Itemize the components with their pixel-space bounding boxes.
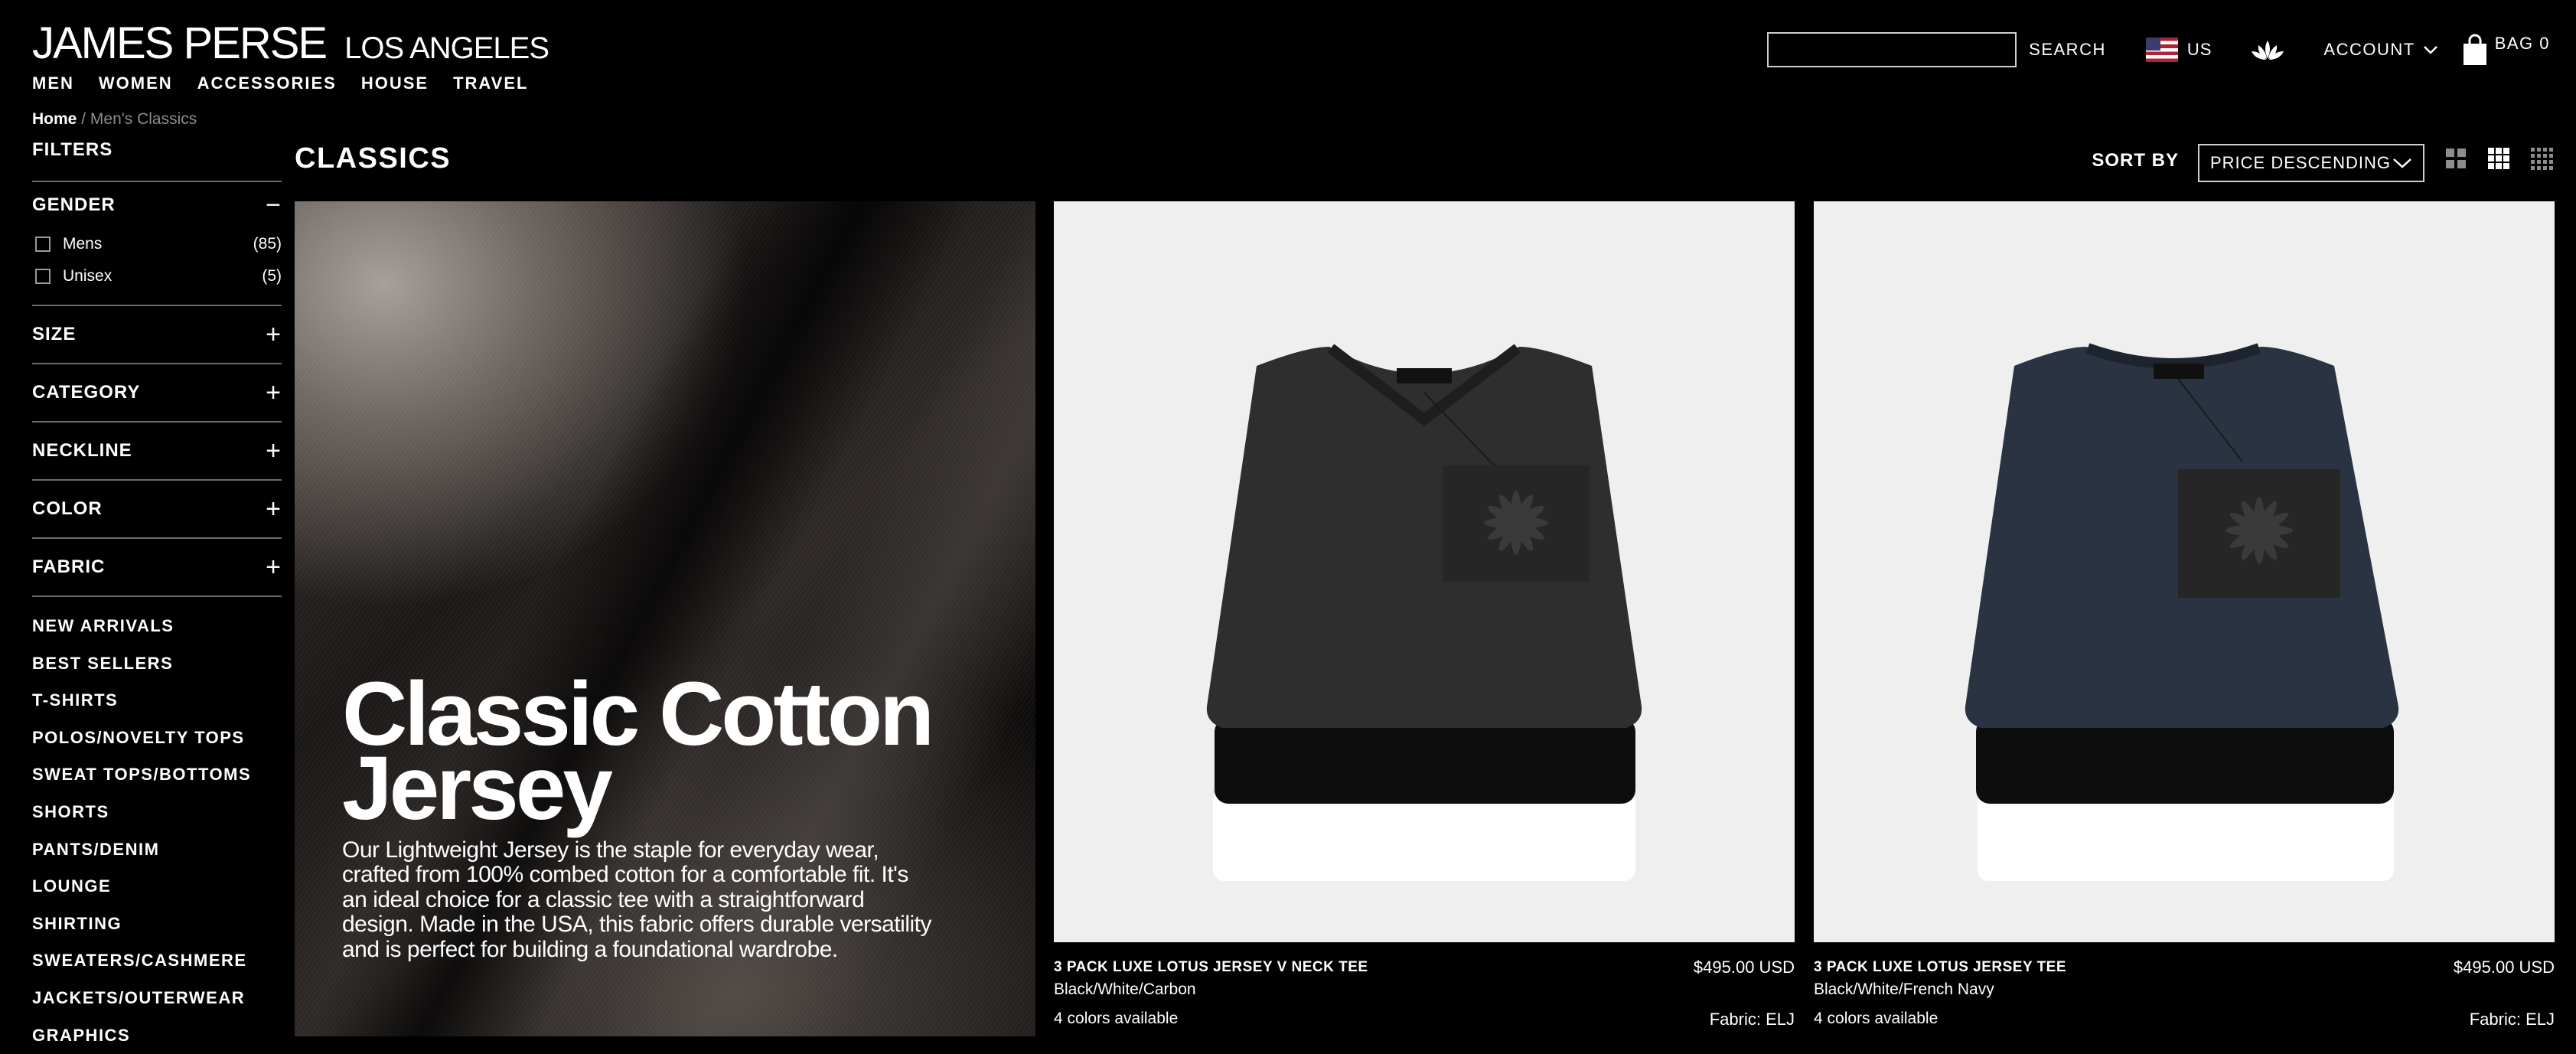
plus-icon[interactable]: + <box>266 321 282 348</box>
category-link-graphics[interactable]: GRAPHICS <box>32 1017 282 1054</box>
category-link-pants-denim[interactable]: PANTS/DENIM <box>32 831 282 869</box>
grid-3-icon[interactable] <box>2487 147 2510 170</box>
facet-label: SIZE <box>32 324 77 344</box>
breadcrumb-current: Men's Classics <box>90 110 197 128</box>
hero-tile: Classic Cotton Jersey Our Lightweight Je… <box>295 201 1035 1036</box>
product-card[interactable]: 3 PACK LUXE LOTUS JERSEY V NECK TEE $495… <box>1054 201 1795 1036</box>
grid-4-icon[interactable] <box>2530 147 2553 170</box>
product-fabric: Fabric: ELJ <box>1709 1010 1795 1029</box>
nav-women[interactable]: WOMEN <box>99 73 173 93</box>
facet-neckline[interactable]: NECKLINE + <box>32 423 282 479</box>
view-toggles <box>2444 147 2553 170</box>
brand-logo[interactable]: JAMES PERSE LOS ANGELES <box>32 21 549 66</box>
category-link-sweaters[interactable]: SWEATERS/CASHMERE <box>32 942 282 980</box>
hero-description: Our Lightweight Jersey is the staple for… <box>342 837 932 962</box>
option-count: (85) <box>253 235 282 253</box>
product-color: Black/White/Carbon <box>1054 981 1196 998</box>
option-label: Unisex <box>63 267 112 285</box>
plus-icon[interactable]: + <box>266 554 282 580</box>
checkbox[interactable] <box>35 269 51 284</box>
option-label: Mens <box>63 235 103 253</box>
account-label: ACCOUNT <box>2323 40 2415 59</box>
account-menu[interactable]: ACCOUNT <box>2323 40 2437 60</box>
brand-name: JAMES PERSE <box>32 18 328 68</box>
us-flag-icon <box>2145 38 2178 62</box>
brand-city: LOS ANGELES <box>344 31 549 65</box>
facet-label: COLOR <box>32 498 103 519</box>
shopping-bag-icon <box>2463 34 2486 65</box>
filter-option-unisex[interactable]: Unisex (5) <box>32 260 282 292</box>
product-price: $495.00 USD <box>2453 958 2555 977</box>
product-image[interactable] <box>1814 201 2555 942</box>
sort-select[interactable]: PRICE DESCENDING <box>2198 144 2424 182</box>
grid-2-icon[interactable] <box>2444 147 2467 170</box>
breadcrumb-separator: / <box>81 110 86 128</box>
facet-gender[interactable]: GENDER − <box>32 182 282 228</box>
product-card[interactable]: 3 PACK LUXE LOTUS JERSEY TEE $495.00 USD… <box>1814 201 2555 1036</box>
product-name[interactable]: 3 PACK LUXE LOTUS JERSEY V NECK TEE <box>1054 959 1368 976</box>
sort-value: PRICE DESCENDING <box>2210 153 2392 172</box>
nav-men[interactable]: MEN <box>32 73 74 93</box>
facet-fabric[interactable]: FABRIC + <box>32 539 282 596</box>
folded-tee-stack-image <box>1206 344 1642 881</box>
facet-label: FABRIC <box>32 556 106 577</box>
search-input[interactable] <box>1767 32 2017 67</box>
plus-icon[interactable]: + <box>266 496 282 522</box>
header-utilities: SEARCH US ACCOUNT BAG 0 <box>1767 31 2550 69</box>
facet-size[interactable]: SIZE + <box>32 306 282 363</box>
product-info: 3 PACK LUXE LOTUS JERSEY TEE $495.00 USD… <box>1814 958 2555 1036</box>
checkbox[interactable] <box>35 237 51 252</box>
nav-house[interactable]: HOUSE <box>361 73 429 93</box>
minus-icon[interactable]: − <box>266 192 282 218</box>
category-link-best-sellers[interactable]: BEST SELLERS <box>32 645 282 683</box>
category-link-jackets[interactable]: JACKETS/OUTERWEAR <box>32 980 282 1017</box>
option-count: (5) <box>262 267 282 285</box>
chevron-down-icon <box>2423 46 2437 54</box>
facet-label: GENDER <box>32 194 116 215</box>
region-label: US <box>2186 40 2212 59</box>
breadcrumb-home[interactable]: Home <box>32 110 77 128</box>
facet-label: NECKLINE <box>32 440 132 461</box>
hero-title: Classic Cotton Jersey <box>342 664 934 839</box>
lotus-icon[interactable] <box>2250 38 2285 61</box>
product-image[interactable] <box>1054 201 1795 942</box>
bag-button[interactable]: BAG 0 <box>2463 34 2550 66</box>
bag-label: BAG 0 <box>2494 34 2550 53</box>
category-link-shorts[interactable]: SHORTS <box>32 794 282 831</box>
category-link-polos[interactable]: POLOS/NOVELTY TOPS <box>32 720 282 757</box>
category-links: NEW ARRIVALS BEST SELLERS T-SHIRTS POLOS… <box>32 597 282 1054</box>
product-fabric: Fabric: ELJ <box>2469 1010 2555 1029</box>
category-link-lounge[interactable]: LOUNGE <box>32 868 282 906</box>
category-link-sweat[interactable]: SWEAT TOPS/BOTTOMS <box>32 756 282 794</box>
filter-option-mens[interactable]: Mens (85) <box>32 228 282 260</box>
category-link-t-shirts[interactable]: T-SHIRTS <box>32 682 282 720</box>
search-button[interactable]: SEARCH <box>2029 40 2106 60</box>
gender-options: Mens (85) Unisex (5) <box>32 228 282 305</box>
filter-sidebar: FILTERS GENDER − Mens (85) Unisex (5) SI… <box>32 139 282 1054</box>
folded-tee-stack-image <box>1965 343 2399 881</box>
category-link-new-arrivals[interactable]: NEW ARRIVALS <box>32 608 282 645</box>
product-price: $495.00 USD <box>1693 958 1795 977</box>
product-availability: 4 colors available <box>1054 1010 1179 1027</box>
product-name[interactable]: 3 PACK LUXE LOTUS JERSEY TEE <box>1814 959 2066 976</box>
plus-icon[interactable]: + <box>266 438 282 464</box>
breadcrumb: Home / Men's Classics <box>32 110 197 129</box>
sort-by-label: SORT BY <box>2092 150 2179 171</box>
plus-icon[interactable]: + <box>266 380 282 406</box>
filters-title: FILTERS <box>32 139 113 160</box>
main-nav: MEN WOMEN ACCESSORIES HOUSE TRAVEL <box>32 73 528 93</box>
facet-color[interactable]: COLOR + <box>32 481 282 537</box>
nav-accessories[interactable]: ACCESSORIES <box>197 73 337 93</box>
product-info: 3 PACK LUXE LOTUS JERSEY V NECK TEE $495… <box>1054 958 1795 1036</box>
nav-travel[interactable]: TRAVEL <box>453 73 528 93</box>
product-availability: 4 colors available <box>1814 1010 1939 1027</box>
facet-category[interactable]: CATEGORY + <box>32 364 282 421</box>
product-color: Black/White/French Navy <box>1814 981 1994 998</box>
page-title: CLASSICS <box>295 142 452 175</box>
region-selector[interactable]: US <box>2145 38 2212 62</box>
chevron-down-icon <box>2393 158 2411 168</box>
facet-label: CATEGORY <box>32 382 141 403</box>
category-link-shirting[interactable]: SHIRTING <box>32 906 282 943</box>
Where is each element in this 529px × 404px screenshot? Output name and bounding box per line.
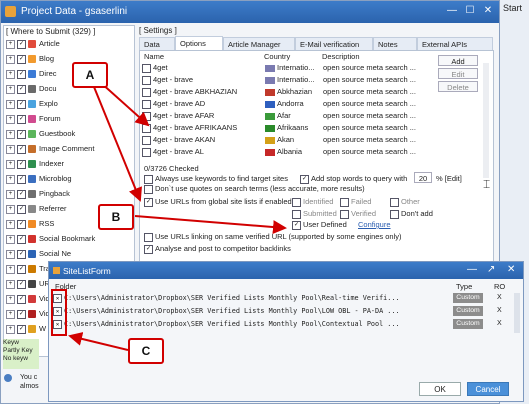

* * * * * * * * *

Task to carry out:
Can you copy every line of the records above word for word, omitting the pictures?

Final answer:
Itemize the components with their pixel-space bounding boxes.
plus-icon[interactable]: + <box>266 321 282 348</box>
category-link-graphics[interactable]: GRAPHICS <box>32 1017 282 1054</box>
category-link-pants-denim[interactable]: PANTS/DENIM <box>32 831 282 869</box>
grid-3-icon[interactable] <box>2487 147 2510 170</box>
facet-label: SIZE <box>32 324 77 344</box>
breadcrumb-current: Men's Classics <box>90 110 197 128</box>
hero-tile: Classic Cotton Jersey Our Lightweight Je… <box>295 201 1035 1036</box>
product-card[interactable]: 3 PACK LUXE LOTUS JERSEY V NECK TEE $495… <box>1054 201 1795 1036</box>
grid-4-icon[interactable] <box>2530 147 2553 170</box>
product-fabric: Fabric: ELJ <box>1709 1010 1795 1029</box>
nav-women[interactable]: WOMEN <box>99 73 173 93</box>
facet-neckline[interactable]: NECKLINE + <box>32 423 282 479</box>
view-toggles <box>2444 147 2553 170</box>
brand-logo[interactable]: JAMES PERSE LOS ANGELES <box>32 21 549 66</box>
category-link-sweaters[interactable]: SWEATERS/CASHMERE <box>32 942 282 980</box>
hero-description: Our Lightweight Jersey is the staple for… <box>342 837 932 962</box>
option-count: (85) <box>253 235 282 253</box>
product-color: Black/White/Carbon <box>1054 981 1196 998</box>
option-label: Unisex <box>63 267 112 285</box>
plus-icon[interactable]: + <box>266 554 282 580</box>
checkbox[interactable] <box>35 269 51 284</box>
option-label: Mens <box>63 235 103 253</box>
account-label: ACCOUNT <box>2323 40 2415 59</box>
account-menu[interactable]: ACCOUNT <box>2323 40 2437 60</box>
brand-name: JAMES PERSE <box>32 18 328 68</box>
us-flag-icon <box>2145 38 2178 62</box>
brand-city: LOS ANGELES <box>344 31 549 65</box>
facet-label: COLOR <box>32 498 103 519</box>
shopping-bag-icon <box>2463 34 2486 65</box>
filter-option-unisex[interactable]: Unisex (5) <box>32 260 282 292</box>
product-price: $495.00 USD <box>2453 958 2555 977</box>
product-image[interactable] <box>1814 201 2555 942</box>
sort-select[interactable]: PRICE DESCENDING <box>2198 144 2424 182</box>
grid-2-icon[interactable] <box>2444 147 2467 170</box>
breadcrumb-separator: / <box>81 110 86 128</box>
facet-gender[interactable]: GENDER − <box>32 182 282 228</box>
product-card[interactable]: 3 PACK LUXE LOTUS JERSEY TEE $495.00 USD… <box>1814 201 2555 1036</box>
product-name[interactable]: 3 PACK LUXE LOTUS JERSEY V NECK TEE <box>1054 959 1368 976</box>
sort-value: PRICE DESCENDING <box>2210 153 2392 172</box>
nav-men[interactable]: MEN <box>32 73 74 93</box>
facet-fabric[interactable]: FABRIC + <box>32 539 282 596</box>
folded-tee-stack-image <box>1206 344 1642 881</box>
facet-label: FABRIC <box>32 556 106 577</box>
search-input[interactable] <box>1767 32 2017 67</box>
plus-icon[interactable]: + <box>266 496 282 522</box>
header-utilities: SEARCH US ACCOUNT BAG 0 <box>1767 31 2550 69</box>
facet-size[interactable]: SIZE + <box>32 306 282 363</box>
product-info: 3 PACK LUXE LOTUS JERSEY TEE $495.00 USD… <box>1814 958 2555 1036</box>
checkbox[interactable] <box>35 237 51 252</box>
nav-house[interactable]: HOUSE <box>361 73 429 93</box>
minus-icon[interactable]: − <box>266 192 282 218</box>
category-link-best-sellers[interactable]: BEST SELLERS <box>32 645 282 683</box>
category-link-jackets[interactable]: JACKETS/OUTERWEAR <box>32 980 282 1017</box>
option-count: (5) <box>262 267 282 285</box>
chevron-down-icon <box>2423 46 2437 54</box>
facet-label: GENDER <box>32 194 116 215</box>
region-label: US <box>2186 40 2212 59</box>
breadcrumb-home[interactable]: Home <box>32 110 77 128</box>
facet-label: NECKLINE <box>32 440 132 461</box>
hero-title: Classic Cotton Jersey <box>342 664 934 839</box>
lotus-icon[interactable] <box>2250 38 2285 61</box>
product-image[interactable] <box>1054 201 1795 942</box>
bag-button[interactable]: BAG 0 <box>2463 34 2550 66</box>
bag-label: BAG 0 <box>2494 34 2550 53</box>
category-link-shorts[interactable]: SHORTS <box>32 794 282 831</box>
category-link-polos[interactable]: POLOS/NOVELTY TOPS <box>32 720 282 757</box>
category-links: NEW ARRIVALS BEST SELLERS T-SHIRTS POLOS… <box>32 597 282 1054</box>
product-fabric: Fabric: ELJ <box>2469 1010 2555 1029</box>
category-link-lounge[interactable]: LOUNGE <box>32 868 282 906</box>
category-link-sweat[interactable]: SWEAT TOPS/BOTTOMS <box>32 756 282 794</box>
filter-option-mens[interactable]: Mens (85) <box>32 228 282 260</box>
category-link-t-shirts[interactable]: T-SHIRTS <box>32 682 282 720</box>
search-button[interactable]: SEARCH <box>2029 40 2106 60</box>
gender-options: Mens (85) Unisex (5) <box>32 228 282 305</box>
filter-sidebar: FILTERS GENDER − Mens (85) Unisex (5) SI… <box>32 139 282 1054</box>
folded-tee-stack-image <box>1965 343 2399 881</box>
category-link-new-arrivals[interactable]: NEW ARRIVALS <box>32 608 282 645</box>
product-price: $495.00 USD <box>1693 958 1795 977</box>
product-availability: 4 colors available <box>1054 1010 1179 1027</box>
product-name[interactable]: 3 PACK LUXE LOTUS JERSEY TEE <box>1814 959 2066 976</box>
plus-icon[interactable]: + <box>266 438 282 464</box>
breadcrumb: Home / Men's Classics <box>32 110 197 129</box>
sort-by-label: SORT BY <box>2092 150 2179 171</box>
plus-icon[interactable]: + <box>266 380 282 406</box>
filters-title: FILTERS <box>32 139 113 160</box>
main-nav: MEN WOMEN ACCESSORIES HOUSE TRAVEL <box>32 73 528 93</box>
facet-color[interactable]: COLOR + <box>32 481 282 537</box>
nav-accessories[interactable]: ACCESSORIES <box>197 73 337 93</box>
product-info: 3 PACK LUXE LOTUS JERSEY V NECK TEE $495… <box>1054 958 1795 1036</box>
nav-travel[interactable]: TRAVEL <box>453 73 528 93</box>
product-availability: 4 colors available <box>1814 1010 1939 1027</box>
facet-category[interactable]: CATEGORY + <box>32 364 282 421</box>
product-color: Black/White/French Navy <box>1814 981 1994 998</box>
page-title: CLASSICS <box>295 142 452 175</box>
region-selector[interactable]: US <box>2145 38 2212 62</box>
chevron-down-icon <box>2393 158 2411 168</box>
facet-label: CATEGORY <box>32 382 141 403</box>
category-link-shirting[interactable]: SHIRTING <box>32 906 282 943</box>
Where is each element in this 529px × 404px screenshot? Output name and bounding box per line.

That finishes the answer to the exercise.